→ Data for the task
──────────────────────────────
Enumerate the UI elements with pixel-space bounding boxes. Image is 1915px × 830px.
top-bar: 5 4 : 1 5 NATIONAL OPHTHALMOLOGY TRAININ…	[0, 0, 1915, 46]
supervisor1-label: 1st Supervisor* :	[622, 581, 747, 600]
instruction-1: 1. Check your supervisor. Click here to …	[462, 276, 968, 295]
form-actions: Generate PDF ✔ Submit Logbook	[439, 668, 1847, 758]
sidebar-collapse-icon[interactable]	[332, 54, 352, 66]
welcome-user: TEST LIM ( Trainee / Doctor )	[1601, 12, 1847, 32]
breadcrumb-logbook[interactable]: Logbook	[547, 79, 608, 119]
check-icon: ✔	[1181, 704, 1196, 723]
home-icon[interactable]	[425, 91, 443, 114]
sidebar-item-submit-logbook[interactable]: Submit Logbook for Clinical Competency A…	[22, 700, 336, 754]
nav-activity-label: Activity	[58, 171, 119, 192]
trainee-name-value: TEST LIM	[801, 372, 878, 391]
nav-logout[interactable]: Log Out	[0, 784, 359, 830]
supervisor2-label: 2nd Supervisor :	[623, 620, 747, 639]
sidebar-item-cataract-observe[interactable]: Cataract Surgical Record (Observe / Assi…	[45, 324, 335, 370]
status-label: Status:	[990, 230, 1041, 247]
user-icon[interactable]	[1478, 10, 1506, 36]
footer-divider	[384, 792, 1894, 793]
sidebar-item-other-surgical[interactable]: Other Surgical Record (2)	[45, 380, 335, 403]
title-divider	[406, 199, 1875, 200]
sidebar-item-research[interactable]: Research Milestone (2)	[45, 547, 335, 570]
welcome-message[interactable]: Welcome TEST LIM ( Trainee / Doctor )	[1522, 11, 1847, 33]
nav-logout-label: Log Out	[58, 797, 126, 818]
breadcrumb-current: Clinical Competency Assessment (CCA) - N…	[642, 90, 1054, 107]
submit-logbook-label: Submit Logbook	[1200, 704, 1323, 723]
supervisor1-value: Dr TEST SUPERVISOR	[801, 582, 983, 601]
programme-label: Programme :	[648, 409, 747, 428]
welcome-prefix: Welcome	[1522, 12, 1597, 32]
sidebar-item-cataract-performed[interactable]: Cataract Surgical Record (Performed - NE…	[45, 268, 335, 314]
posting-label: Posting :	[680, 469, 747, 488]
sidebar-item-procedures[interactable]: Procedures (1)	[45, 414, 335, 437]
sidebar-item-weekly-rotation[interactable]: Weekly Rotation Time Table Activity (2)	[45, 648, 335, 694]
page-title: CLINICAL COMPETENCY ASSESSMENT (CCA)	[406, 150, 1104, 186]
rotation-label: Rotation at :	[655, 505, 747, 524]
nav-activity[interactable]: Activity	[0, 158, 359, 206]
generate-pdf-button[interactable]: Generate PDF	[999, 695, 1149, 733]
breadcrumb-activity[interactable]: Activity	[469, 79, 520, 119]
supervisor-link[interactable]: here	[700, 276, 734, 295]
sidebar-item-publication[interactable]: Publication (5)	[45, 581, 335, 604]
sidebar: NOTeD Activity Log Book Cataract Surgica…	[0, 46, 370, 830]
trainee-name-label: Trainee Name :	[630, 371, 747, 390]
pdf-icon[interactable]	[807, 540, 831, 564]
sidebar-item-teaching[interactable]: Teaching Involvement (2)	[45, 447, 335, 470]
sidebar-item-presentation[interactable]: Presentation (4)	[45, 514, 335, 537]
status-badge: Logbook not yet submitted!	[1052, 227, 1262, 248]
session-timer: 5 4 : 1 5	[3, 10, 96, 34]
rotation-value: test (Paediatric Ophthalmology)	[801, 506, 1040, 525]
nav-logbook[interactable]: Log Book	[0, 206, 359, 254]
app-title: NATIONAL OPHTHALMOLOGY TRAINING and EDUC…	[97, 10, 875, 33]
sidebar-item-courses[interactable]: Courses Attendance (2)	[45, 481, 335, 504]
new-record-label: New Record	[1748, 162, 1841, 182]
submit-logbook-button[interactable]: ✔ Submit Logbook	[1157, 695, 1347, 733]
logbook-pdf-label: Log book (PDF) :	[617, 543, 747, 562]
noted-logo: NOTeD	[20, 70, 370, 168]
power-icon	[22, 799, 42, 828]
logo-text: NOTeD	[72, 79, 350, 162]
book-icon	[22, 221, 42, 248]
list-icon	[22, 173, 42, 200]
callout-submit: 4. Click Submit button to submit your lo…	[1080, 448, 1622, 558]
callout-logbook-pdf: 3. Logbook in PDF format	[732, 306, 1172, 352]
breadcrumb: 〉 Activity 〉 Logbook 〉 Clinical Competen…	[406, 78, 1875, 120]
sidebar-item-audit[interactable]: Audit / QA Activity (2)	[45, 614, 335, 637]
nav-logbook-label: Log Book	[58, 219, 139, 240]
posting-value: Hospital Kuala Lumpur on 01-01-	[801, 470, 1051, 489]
──────────────────────────────
→ Task prompt
Reproduce the data from its first line through the line containing "54, 352, 66]", inclusive, with "Generate PDF" changed to "Export PDF" and everything else left unchanged.

→ Full response
Enumerate the UI elements with pixel-space bounding boxes. Image is 1915px × 830px.
top-bar: 5 4 : 1 5 NATIONAL OPHTHALMOLOGY TRAININ…	[0, 0, 1915, 46]
supervisor1-label: 1st Supervisor* :	[622, 581, 747, 600]
instruction-1: 1. Check your supervisor. Click here to …	[462, 276, 968, 295]
form-actions: Export PDF ✔ Submit Logbook	[439, 668, 1847, 758]
sidebar-collapse-icon[interactable]	[332, 54, 352, 66]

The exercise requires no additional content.